WHAT NEEDS TO BE DONE ->
In your copy, leave out the pictures; write out all the data exactly.

────────────────

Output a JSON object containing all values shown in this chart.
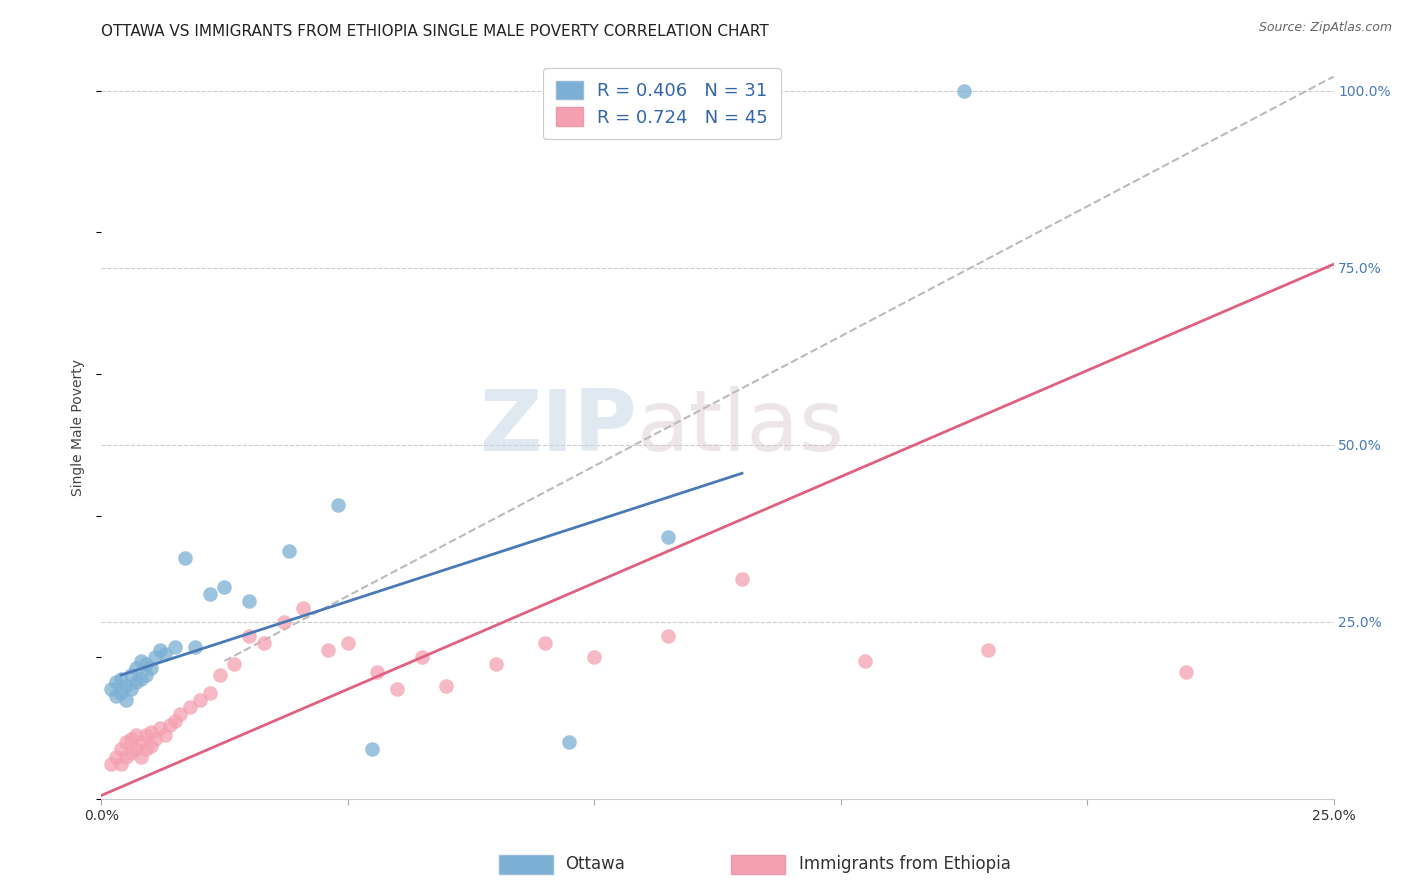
{
  "title": "OTTAWA VS IMMIGRANTS FROM ETHIOPIA SINGLE MALE POVERTY CORRELATION CHART",
  "source": "Source: ZipAtlas.com",
  "ylabel": "Single Male Poverty",
  "xlim": [
    0.0,
    0.25
  ],
  "ylim": [
    0.0,
    1.05
  ],
  "ottawa_color": "#7bafd4",
  "ethiopia_color": "#f4a0b0",
  "ottawa_line_color": "#4a7ab5",
  "ethiopia_line_color": "#e06080",
  "diagonal_line_color": "#bbbbbb",
  "R_ottawa": 0.406,
  "N_ottawa": 31,
  "R_ethiopia": 0.724,
  "N_ethiopia": 45,
  "legend_label_ottawa": "Ottawa",
  "legend_label_ethiopia": "Immigrants from Ethiopia",
  "watermark_zip": "ZIP",
  "watermark_atlas": "atlas",
  "background_color": "#ffffff",
  "ottawa_x": [
    0.002,
    0.003,
    0.003,
    0.004,
    0.004,
    0.005,
    0.005,
    0.006,
    0.006,
    0.007,
    0.007,
    0.008,
    0.008,
    0.009,
    0.009,
    0.01,
    0.011,
    0.012,
    0.013,
    0.015,
    0.017,
    0.019,
    0.022,
    0.025,
    0.03,
    0.038,
    0.048,
    0.055,
    0.095,
    0.115,
    0.175
  ],
  "ottawa_y": [
    0.155,
    0.145,
    0.165,
    0.15,
    0.17,
    0.14,
    0.16,
    0.155,
    0.175,
    0.165,
    0.185,
    0.17,
    0.195,
    0.175,
    0.19,
    0.185,
    0.2,
    0.21,
    0.205,
    0.215,
    0.34,
    0.215,
    0.29,
    0.3,
    0.28,
    0.35,
    0.415,
    0.07,
    0.08,
    0.37,
    1.0
  ],
  "ethiopia_x": [
    0.002,
    0.003,
    0.004,
    0.004,
    0.005,
    0.005,
    0.006,
    0.006,
    0.007,
    0.007,
    0.008,
    0.008,
    0.009,
    0.009,
    0.01,
    0.01,
    0.011,
    0.012,
    0.013,
    0.014,
    0.015,
    0.016,
    0.018,
    0.02,
    0.022,
    0.024,
    0.027,
    0.03,
    0.033,
    0.037,
    0.041,
    0.046,
    0.05,
    0.056,
    0.06,
    0.065,
    0.07,
    0.08,
    0.09,
    0.1,
    0.115,
    0.13,
    0.155,
    0.18,
    0.22
  ],
  "ethiopia_y": [
    0.05,
    0.06,
    0.05,
    0.07,
    0.06,
    0.08,
    0.065,
    0.085,
    0.07,
    0.09,
    0.06,
    0.08,
    0.07,
    0.09,
    0.075,
    0.095,
    0.085,
    0.1,
    0.09,
    0.105,
    0.11,
    0.12,
    0.13,
    0.14,
    0.15,
    0.175,
    0.19,
    0.23,
    0.22,
    0.25,
    0.27,
    0.21,
    0.22,
    0.18,
    0.155,
    0.2,
    0.16,
    0.19,
    0.22,
    0.2,
    0.23,
    0.31,
    0.195,
    0.21,
    0.18
  ],
  "ottawa_line_x": [
    0.004,
    0.13
  ],
  "ottawa_line_y": [
    0.175,
    0.46
  ],
  "ethiopia_line_x": [
    0.0,
    0.25
  ],
  "ethiopia_line_y": [
    0.005,
    0.755
  ],
  "diag_line_x": [
    0.025,
    0.25
  ],
  "diag_line_y": [
    0.195,
    1.02
  ],
  "title_fontsize": 11,
  "axis_label_fontsize": 10,
  "tick_fontsize": 10,
  "legend_fontsize": 13,
  "source_fontsize": 9
}
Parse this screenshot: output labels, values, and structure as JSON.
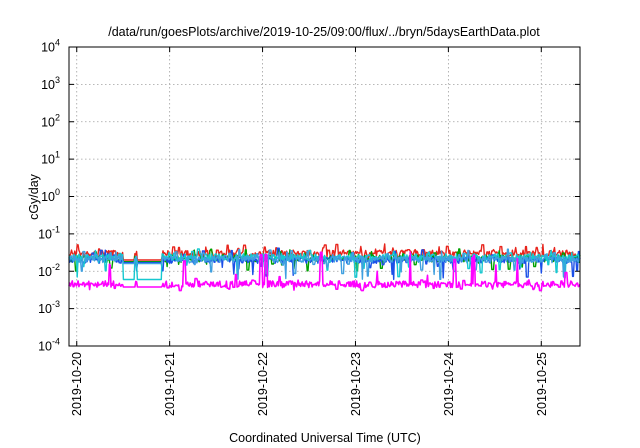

────────────────

SOLUTION TO THE PROBLEM ->
Output a JSON object containing all values shown in this chart.
{
  "title": "OTTAWA VS IMMIGRANTS FROM ETHIOPIA SINGLE MALE POVERTY CORRELATION CHART",
  "source": "Source: ZipAtlas.com",
  "ylabel": "Single Male Poverty",
  "xlim": [
    0.0,
    0.25
  ],
  "ylim": [
    0.0,
    1.05
  ],
  "ottawa_color": "#7bafd4",
  "ethiopia_color": "#f4a0b0",
  "ottawa_line_color": "#4a7ab5",
  "ethiopia_line_color": "#e06080",
  "diagonal_line_color": "#bbbbbb",
  "R_ottawa": 0.406,
  "N_ottawa": 31,
  "R_ethiopia": 0.724,
  "N_ethiopia": 45,
  "legend_label_ottawa": "Ottawa",
  "legend_label_ethiopia": "Immigrants from Ethiopia",
  "watermark_zip": "ZIP",
  "watermark_atlas": "atlas",
  "background_color": "#ffffff",
  "ottawa_x": [
    0.002,
    0.003,
    0.003,
    0.004,
    0.004,
    0.005,
    0.005,
    0.006,
    0.006,
    0.007,
    0.007,
    0.008,
    0.008,
    0.009,
    0.009,
    0.01,
    0.011,
    0.012,
    0.013,
    0.015,
    0.017,
    0.019,
    0.022,
    0.025,
    0.03,
    0.038,
    0.048,
    0.055,
    0.095,
    0.115,
    0.175
  ],
  "ottawa_y": [
    0.155,
    0.145,
    0.165,
    0.15,
    0.17,
    0.14,
    0.16,
    0.155,
    0.175,
    0.165,
    0.185,
    0.17,
    0.195,
    0.175,
    0.19,
    0.185,
    0.2,
    0.21,
    0.205,
    0.215,
    0.34,
    0.215,
    0.29,
    0.3,
    0.28,
    0.35,
    0.415,
    0.07,
    0.08,
    0.37,
    1.0
  ],
  "ethiopia_x": [
    0.002,
    0.003,
    0.004,
    0.004,
    0.005,
    0.005,
    0.006,
    0.006,
    0.007,
    0.007,
    0.008,
    0.008,
    0.009,
    0.009,
    0.01,
    0.01,
    0.011,
    0.012,
    0.013,
    0.014,
    0.015,
    0.016,
    0.018,
    0.02,
    0.022,
    0.024,
    0.027,
    0.03,
    0.033,
    0.037,
    0.041,
    0.046,
    0.05,
    0.056,
    0.06,
    0.065,
    0.07,
    0.08,
    0.09,
    0.1,
    0.115,
    0.13,
    0.155,
    0.18,
    0.22
  ],
  "ethiopia_y": [
    0.05,
    0.06,
    0.05,
    0.07,
    0.06,
    0.08,
    0.065,
    0.085,
    0.07,
    0.09,
    0.06,
    0.08,
    0.07,
    0.09,
    0.075,
    0.095,
    0.085,
    0.1,
    0.09,
    0.105,
    0.11,
    0.12,
    0.13,
    0.14,
    0.15,
    0.175,
    0.19,
    0.23,
    0.22,
    0.25,
    0.27,
    0.21,
    0.22,
    0.18,
    0.155,
    0.2,
    0.16,
    0.19,
    0.22,
    0.2,
    0.23,
    0.31,
    0.195,
    0.21,
    0.18
  ],
  "ottawa_line_x": [
    0.004,
    0.13
  ],
  "ottawa_line_y": [
    0.175,
    0.46
  ],
  "ethiopia_line_x": [
    0.0,
    0.25
  ],
  "ethiopia_line_y": [
    0.005,
    0.755
  ],
  "diag_line_x": [
    0.025,
    0.25
  ],
  "diag_line_y": [
    0.195,
    1.02
  ],
  "title_fontsize": 11,
  "axis_label_fontsize": 10,
  "tick_fontsize": 10,
  "legend_fontsize": 13,
  "source_fontsize": 9
}
Parse this screenshot: output labels, values, and structure as JSON.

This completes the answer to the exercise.